Les "75 feuillets" de Proust : "C'est comme quand on découvre une crypte sous une église mérovingienne"
Les "75 feuillets et autres manuscrits inédits" de Proust paraissent ce jeudi 1er avril aux éditions Gallimard. Un événement littéraire pour ces manuscrits dont on soupçonnait seulement l'existence. Jean-Yves Tadié, écrivain spécialiste de Proust qui les a préfacés, nous fait part de sa grande émotion à leur lecture.
Jean-Yves Tadié, écrivain et professeur, est l'un des grands spécialistes de Marcel Proust en France. Il a écrit la préface des Soixante-quinze feuillets et autres manuscrits inédits qui paraissent aujourd'hui chez Gallimard. Lorsqu'il a pour la première fois découvert ces écrits extraordinaires de Proust, qui sont rien de moins que la genèse de A la recherche du temps perdu, il a ressenti une grande émotion personnelle, qu'il nous fait partager.
Franceinfo Culture : Vous doutiez-vous de l'existence de ces inédits de Proust ?
Jean-Yves Tadié : Absolument, on s'attendait toujours à les voir réapparaître, et puis, après la mort de Bernard de Fallois, la personne qui les détenait, on en a disposé, et on a pu publier ce qui est la première étape d'A la recherche du temps perdu. C'est vraiment le premier jet. C'est, selon la formule de Michelet, le "moment sacré où le grand écrivain commence à écrire". En général, on ne connaît pas ce moment. Là, justement, on l'a. Après deux ans où Proust n'a plus écrit, car la mort de sa mère l'a bouleversé, brusquement il se remet à ce qui a toujours été son projet depuis sa jeunesse : celui de faire un roman.
N'avait-il rien écrit avant ?
Il avait essayé avant. Il avait écrit des nouvelles, Des plaisirs et des jours, il avait alors 24 ans. Il avait fait un roman de mille pages, Jean Santeuil, qu'il ne publie pas parce qu'il n'est pas satisfait et qu'il abandonne en 1899 quand il a 28 ans. Et là, nous sommes à peu près dix ans plus tard. Dix ans se sont écoulés donc, pendant lesquels il n'est toujours pas arrivé à faire son roman. Il vieillit, il a 38 ans, ce qui est beaucoup pour l'époque... Et brusquement, la source s'ouvre, et il écrit ces Soixante-quinze feuillets qui, pour les lecteurs, rappelleront le début de Du côté de chez Swann, et des personnages d'A l'ombre des jeunes filles en fleur, et même d'Albertine disparue à propos de Venise.

## Données enregistrées
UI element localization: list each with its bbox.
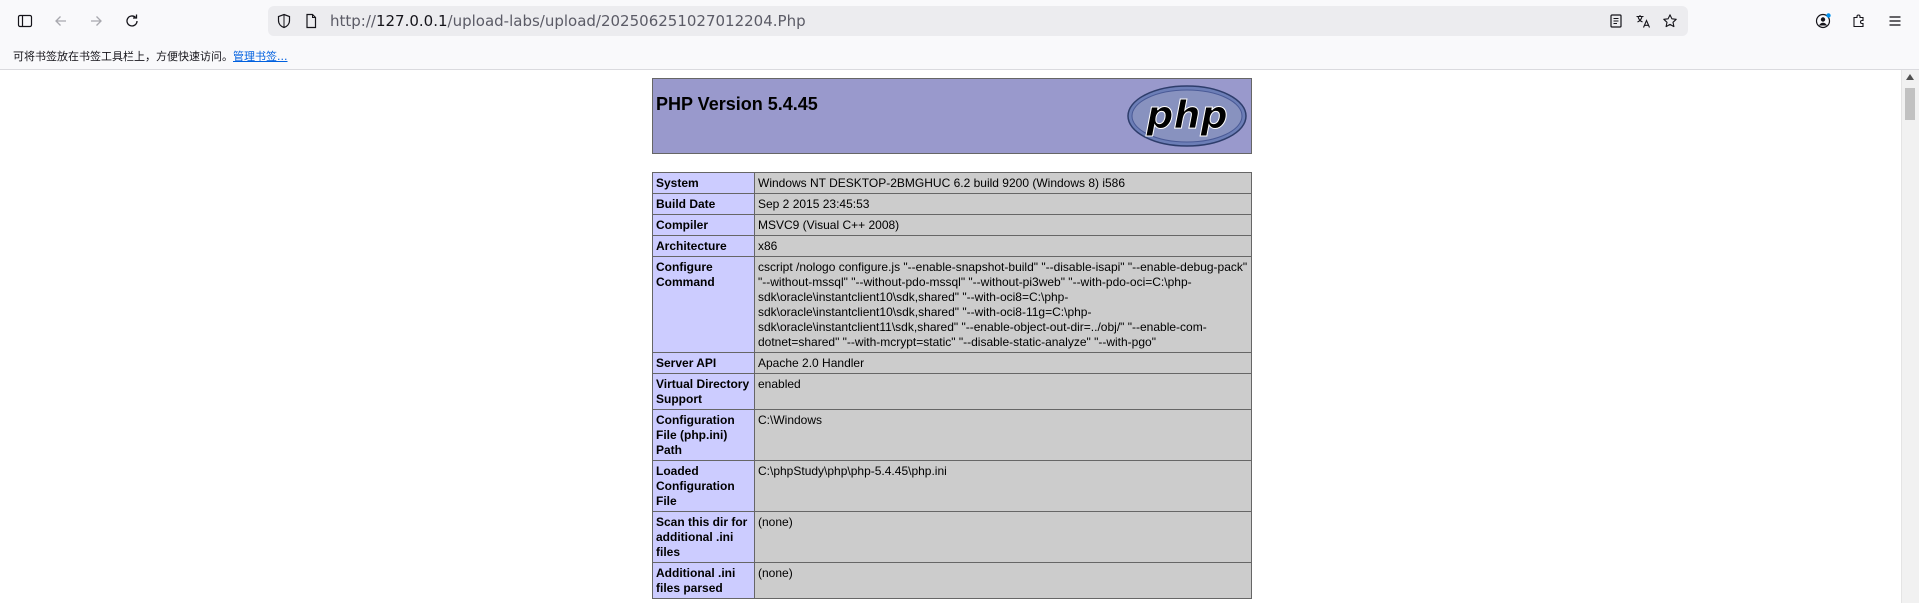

## Consigne
Prolongez l'entretien sur les 75 feuillets de Proust à partir de sa dernière phrase. Le listing n'intervient en rien dans ce travail.

## Sortie attendue
Il a beaucoup tâtonné ?
Et puis, après avoir fait ça, il s'arrête à nouveau. Il tombe en panne, encore. A ce moment, il se lance alors dans un projet qui va avorter, qu'on a appelé Contre Sainte-Beuve, un mélange d'essai et de conversations avec sa mère. Et c'est dans un troisième essai, un an après celui où il a écrit ces feuillets, que, en somme, l'écluse se rouvre, et que de nouveau il commence son roman et là, il ne s'arrêtera plus jusqu'à sa mort, c'est-à-dire pendant quatorze ans.
Ces feuillets sont très beaux ! Tout le monde s'en serait contenté ! Et en même temps, lui, il n'est jamais content
Jean-Yves Tadiéà franceinfo Culture
Qu'avez vous ressenti quand vous avez découvert ces "Soixante-quinze feuillets" ?
D'abord, il y a une grande émotion personnelle : on a trouvé la source de quelque chose qu'on n'avait pas. C'est un peu comme quand vous cherchez la source du Nil ou la source de la Seine, de la Loire, vous êtes ému de ce petit ruisseau qui coule du rocher et qui va donner tout à fait autre chose, d'immense. C'est un peu le même sentiment. En plus, ce qui est très marqué dans ces pages, c'est le caractère autobiographique. Il s'agit vraiment presque de ses mémoires, de ses souvenirs d'enfance. C'est sa grand-mère, sa tante, son oncle, qui portent leurs vrais prénoms par exemple, et sa mère s'appelle Jeanne, comme Jeanne Proust. Ce caractère biographique sous-jacent, bien sûr on pouvait le soupçonner, mais là il éclate. Et au contraire, plus tard, le travail du romancier va consister à masquer ce caractère entièrement personnel, qui d'ailleurs n'a pas dû le satisfaire puisque justement il se dit un jour : ce n'est pas un roman. Et il va recommencer.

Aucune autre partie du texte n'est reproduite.